# Entries
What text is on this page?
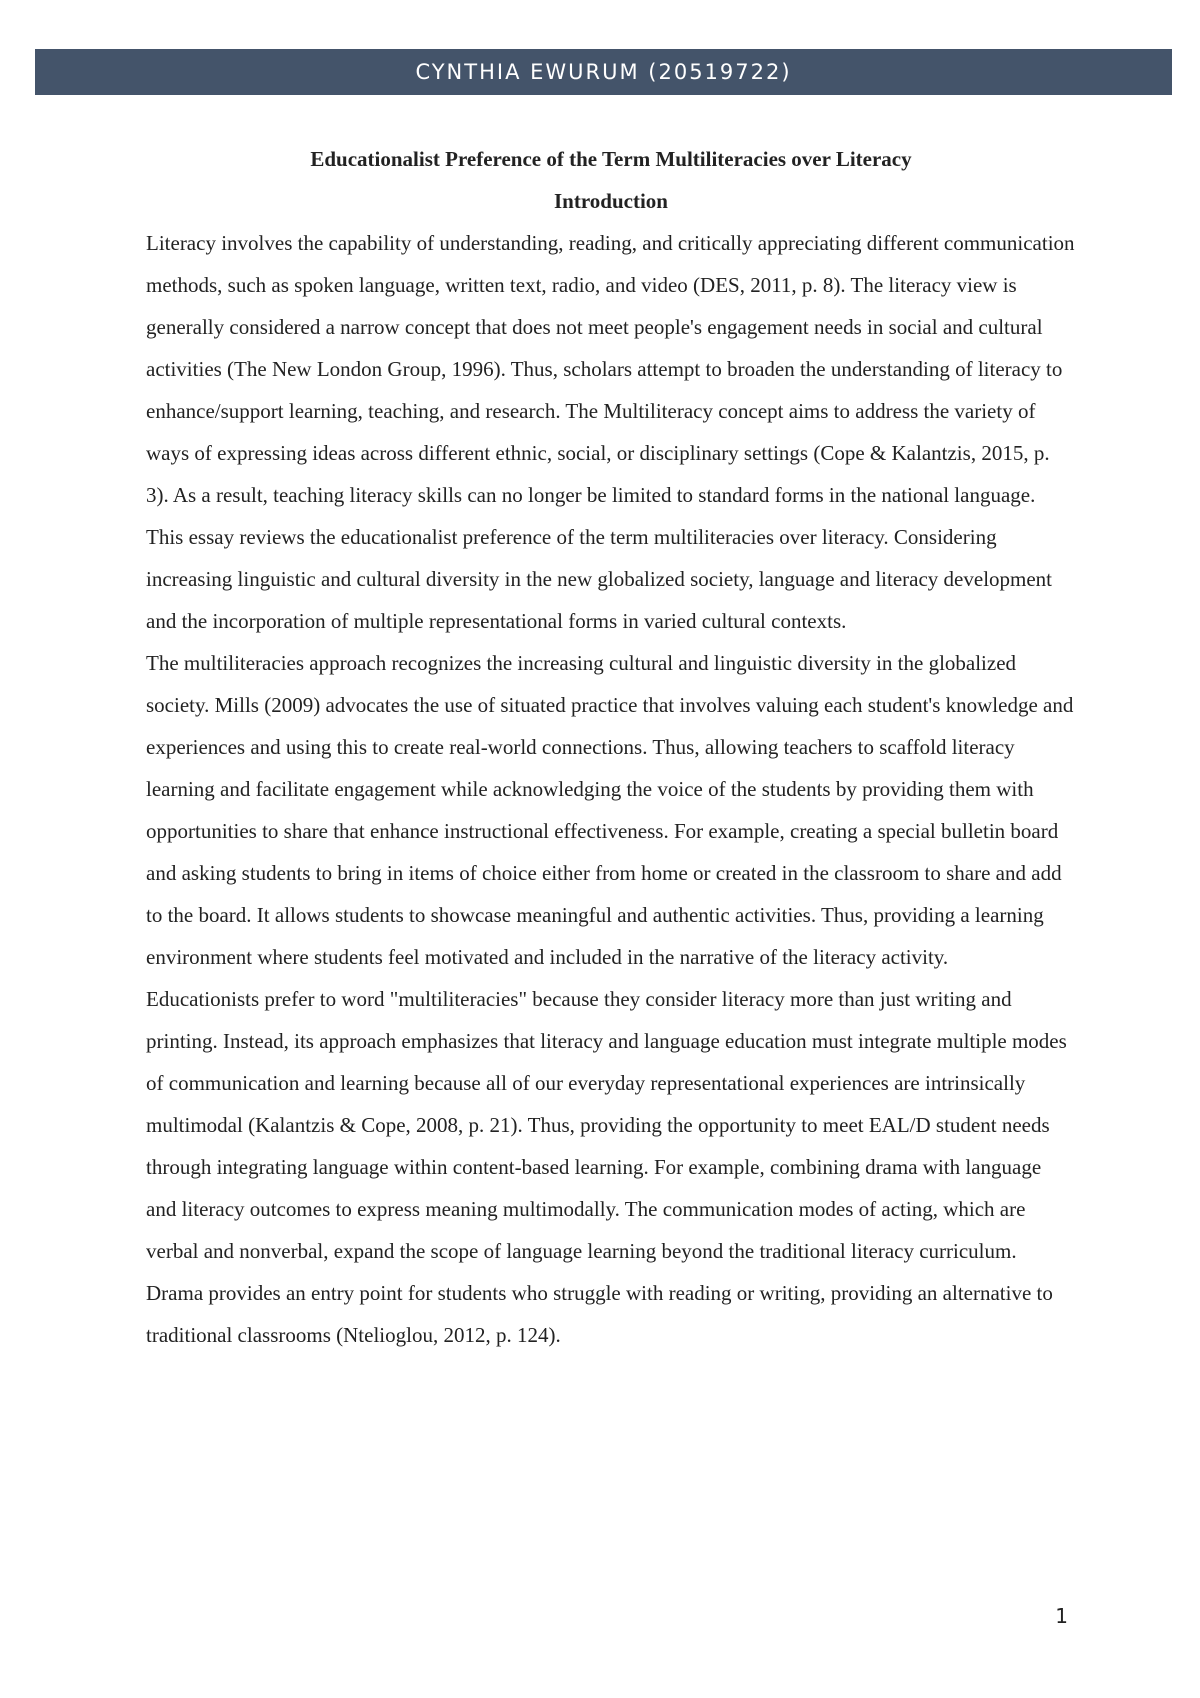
CYNTHIA EWURUM (20519722)

Educationalist Preference of the Term Multiliteracies over Literacy

Introduction

Literacy involves the capability of understanding, reading, and critically appreciating different communication methods, such as spoken language, written text, radio, and video (DES, 2011, p. 8). The literacy view is generally considered a narrow concept that does not meet people's engagement needs in social and cultural activities (The New London Group, 1996). Thus, scholars attempt to broaden the understanding of literacy to enhance/support learning, teaching, and research. The Multiliteracy concept aims to address the variety of ways of expressing ideas across different ethnic, social, or disciplinary settings (Cope & Kalantzis, 2015, p. 3). As a result, teaching literacy skills can no longer be limited to standard forms in the national language. This essay reviews the educationalist preference of the term multiliteracies over literacy. Considering increasing linguistic and cultural diversity in the new globalized society, language and literacy development and the incorporation of multiple representational forms in varied cultural contexts.

The multiliteracies approach recognizes the increasing cultural and linguistic diversity in the globalized society. Mills (2009) advocates the use of situated practice that involves valuing each student's knowledge and experiences and using this to create real-world connections. Thus, allowing teachers to scaffold literacy learning and facilitate engagement while acknowledging the voice of the students by providing them with opportunities to share that enhance instructional effectiveness. For example, creating a special bulletin board and asking students to bring in items of choice either from home or created in the classroom to share and add to the board. It allows students to showcase meaningful and authentic activities. Thus, providing a learning environment where students feel motivated and included in the narrative of the literacy activity.

Educationists prefer to word "multiliteracies" because they consider literacy more than just writing and printing. Instead, its approach emphasizes that literacy and language education must integrate multiple modes of communication and learning because all of our everyday representational experiences are intrinsically multimodal (Kalantzis & Cope, 2008, p. 21). Thus, providing the opportunity to meet EAL/D student needs through integrating language within content-based learning. For example, combining drama with language and literacy outcomes to express meaning multimodally. The communication modes of acting, which are verbal and nonverbal, expand the scope of language learning beyond the traditional literacy curriculum. Drama provides an entry point for students who struggle with reading or writing, providing an alternative to traditional classrooms (Ntelioglou, 2012, p. 124).

1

# Task details
Each line in the records above should be reproduced exactly; images are not copied.

# Solved exercise
What text is on this page?
CYNTHIA EWURUM (20519722)

Educationalist Preference of the Term Multiliteracies over Literacy

Introduction

Literacy involves the capability of understanding, reading, and critically appreciating different communication methods, such as spoken language, written text, radio, and video (DES, 2011, p. 8). The literacy view is generally considered a narrow concept that does not meet people's engagement needs in social and cultural activities (The New London Group, 1996). Thus, scholars attempt to broaden the understanding of literacy to enhance/support learning, teaching, and research. The Multiliteracy concept aims to address the variety of ways of expressing ideas across different ethnic, social, or disciplinary settings (Cope & Kalantzis, 2015, p. 3). As a result, teaching literacy skills can no longer be limited to standard forms in the national language. This essay reviews the educationalist preference of the term multiliteracies over literacy. Considering increasing linguistic and cultural diversity in the new globalized society, language and literacy development and the incorporation of multiple representational forms in varied cultural contexts.

The multiliteracies approach recognizes the increasing cultural and linguistic diversity in the globalized society. Mills (2009) advocates the use of situated practice that involves valuing each student's knowledge and experiences and using this to create real-world connections. Thus, allowing teachers to scaffold literacy learning and facilitate engagement while acknowledging the voice of the students by providing them with opportunities to share that enhance instructional effectiveness. For example, creating a special bulletin board and asking students to bring in items of choice either from home or created in the classroom to share and add to the board. It allows students to showcase meaningful and authentic activities. Thus, providing a learning environment where students feel motivated and included in the narrative of the literacy activity.

Educationists prefer to word "multiliteracies" because they consider literacy more than just writing and printing. Instead, its approach emphasizes that literacy and language education must integrate multiple modes of communication and learning because all of our everyday representational experiences are intrinsically multimodal (Kalantzis & Cope, 2008, p. 21). Thus, providing the opportunity to meet EAL/D student needs through integrating language within content-based learning. For example, combining drama with language and literacy outcomes to express meaning multimodally. The communication modes of acting, which are verbal and nonverbal, expand the scope of language learning beyond the traditional literacy curriculum. Drama provides an entry point for students who struggle with reading or writing, providing an alternative to traditional classrooms (Ntelioglou, 2012, p. 124).

1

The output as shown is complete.